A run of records
- - -
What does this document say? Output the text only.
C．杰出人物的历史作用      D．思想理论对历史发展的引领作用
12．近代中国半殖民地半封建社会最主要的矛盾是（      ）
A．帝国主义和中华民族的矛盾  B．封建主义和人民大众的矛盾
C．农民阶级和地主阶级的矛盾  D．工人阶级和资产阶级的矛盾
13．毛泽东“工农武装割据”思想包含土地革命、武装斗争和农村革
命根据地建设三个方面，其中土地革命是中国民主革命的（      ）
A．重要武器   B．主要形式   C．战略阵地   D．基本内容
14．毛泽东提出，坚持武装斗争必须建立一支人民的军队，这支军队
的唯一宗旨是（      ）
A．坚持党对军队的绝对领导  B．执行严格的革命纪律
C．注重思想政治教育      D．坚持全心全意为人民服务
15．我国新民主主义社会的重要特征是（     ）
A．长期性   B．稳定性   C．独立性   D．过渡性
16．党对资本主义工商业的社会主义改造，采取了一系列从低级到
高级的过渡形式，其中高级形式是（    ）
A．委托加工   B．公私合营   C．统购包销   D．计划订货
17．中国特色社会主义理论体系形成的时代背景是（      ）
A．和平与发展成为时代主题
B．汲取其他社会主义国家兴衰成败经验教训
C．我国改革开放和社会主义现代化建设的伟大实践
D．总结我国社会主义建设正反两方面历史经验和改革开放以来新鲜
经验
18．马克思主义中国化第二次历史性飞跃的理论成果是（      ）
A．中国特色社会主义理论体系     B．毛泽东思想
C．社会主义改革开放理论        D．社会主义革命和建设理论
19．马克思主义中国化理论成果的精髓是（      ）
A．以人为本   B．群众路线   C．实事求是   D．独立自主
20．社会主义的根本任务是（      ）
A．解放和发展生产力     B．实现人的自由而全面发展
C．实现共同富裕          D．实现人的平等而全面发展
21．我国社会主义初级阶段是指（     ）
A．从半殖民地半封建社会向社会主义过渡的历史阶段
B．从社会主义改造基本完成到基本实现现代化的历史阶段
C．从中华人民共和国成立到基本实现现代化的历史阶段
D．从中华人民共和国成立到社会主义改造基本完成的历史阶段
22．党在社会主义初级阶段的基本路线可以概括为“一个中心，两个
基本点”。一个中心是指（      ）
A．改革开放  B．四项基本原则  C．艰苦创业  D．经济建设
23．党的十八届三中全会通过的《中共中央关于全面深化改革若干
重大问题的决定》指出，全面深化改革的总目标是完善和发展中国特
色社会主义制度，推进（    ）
- - -
**Goal:** Recite the full listing above exactly.

**Response to this task:**
What does this document say? Output the text only.
C．杰出人物的历史作用      D．思想理论对历史发展的引领作用
12．近代中国半殖民地半封建社会最主要的矛盾是（      ）
A．帝国主义和中华民族的矛盾  B．封建主义和人民大众的矛盾
C．农民阶级和地主阶级的矛盾  D．工人阶级和资产阶级的矛盾
13．毛泽东“工农武装割据”思想包含土地革命、武装斗争和农村革
命根据地建设三个方面，其中土地革命是中国民主革命的（      ）
A．重要武器   B．主要形式   C．战略阵地   D．基本内容
14．毛泽东提出，坚持武装斗争必须建立一支人民的军队，这支军队
的唯一宗旨是（      ）
A．坚持党对军队的绝对领导  B．执行严格的革命纪律
C．注重思想政治教育      D．坚持全心全意为人民服务
15．我国新民主主义社会的重要特征是（     ）
A．长期性   B．稳定性   C．独立性   D．过渡性
16．党对资本主义工商业的社会主义改造，采取了一系列从低级到
高级的过渡形式，其中高级形式是（    ）
A．委托加工   B．公私合营   C．统购包销   D．计划订货
17．中国特色社会主义理论体系形成的时代背景是（      ）
A．和平与发展成为时代主题
B．汲取其他社会主义国家兴衰成败经验教训
C．我国改革开放和社会主义现代化建设的伟大实践
D．总结我国社会主义建设正反两方面历史经验和改革开放以来新鲜
经验
18．马克思主义中国化第二次历史性飞跃的理论成果是（      ）
A．中国特色社会主义理论体系     B．毛泽东思想
C．社会主义改革开放理论        D．社会主义革命和建设理论
19．马克思主义中国化理论成果的精髓是（      ）
A．以人为本   B．群众路线   C．实事求是   D．独立自主
20．社会主义的根本任务是（      ）
A．解放和发展生产力     B．实现人的自由而全面发展
C．实现共同富裕          D．实现人的平等而全面发展
21．我国社会主义初级阶段是指（     ）
A．从半殖民地半封建社会向社会主义过渡的历史阶段
B．从社会主义改造基本完成到基本实现现代化的历史阶段
C．从中华人民共和国成立到基本实现现代化的历史阶段
D．从中华人民共和国成立到社会主义改造基本完成的历史阶段
22．党在社会主义初级阶段的基本路线可以概括为“一个中心，两个
基本点”。一个中心是指（      ）
A．改革开放  B．四项基本原则  C．艰苦创业  D．经济建设
23．党的十八届三中全会通过的《中共中央关于全面深化改革若干
重大问题的决定》指出，全面深化改革的总目标是完善和发展中国特
色社会主义制度，推进（    ）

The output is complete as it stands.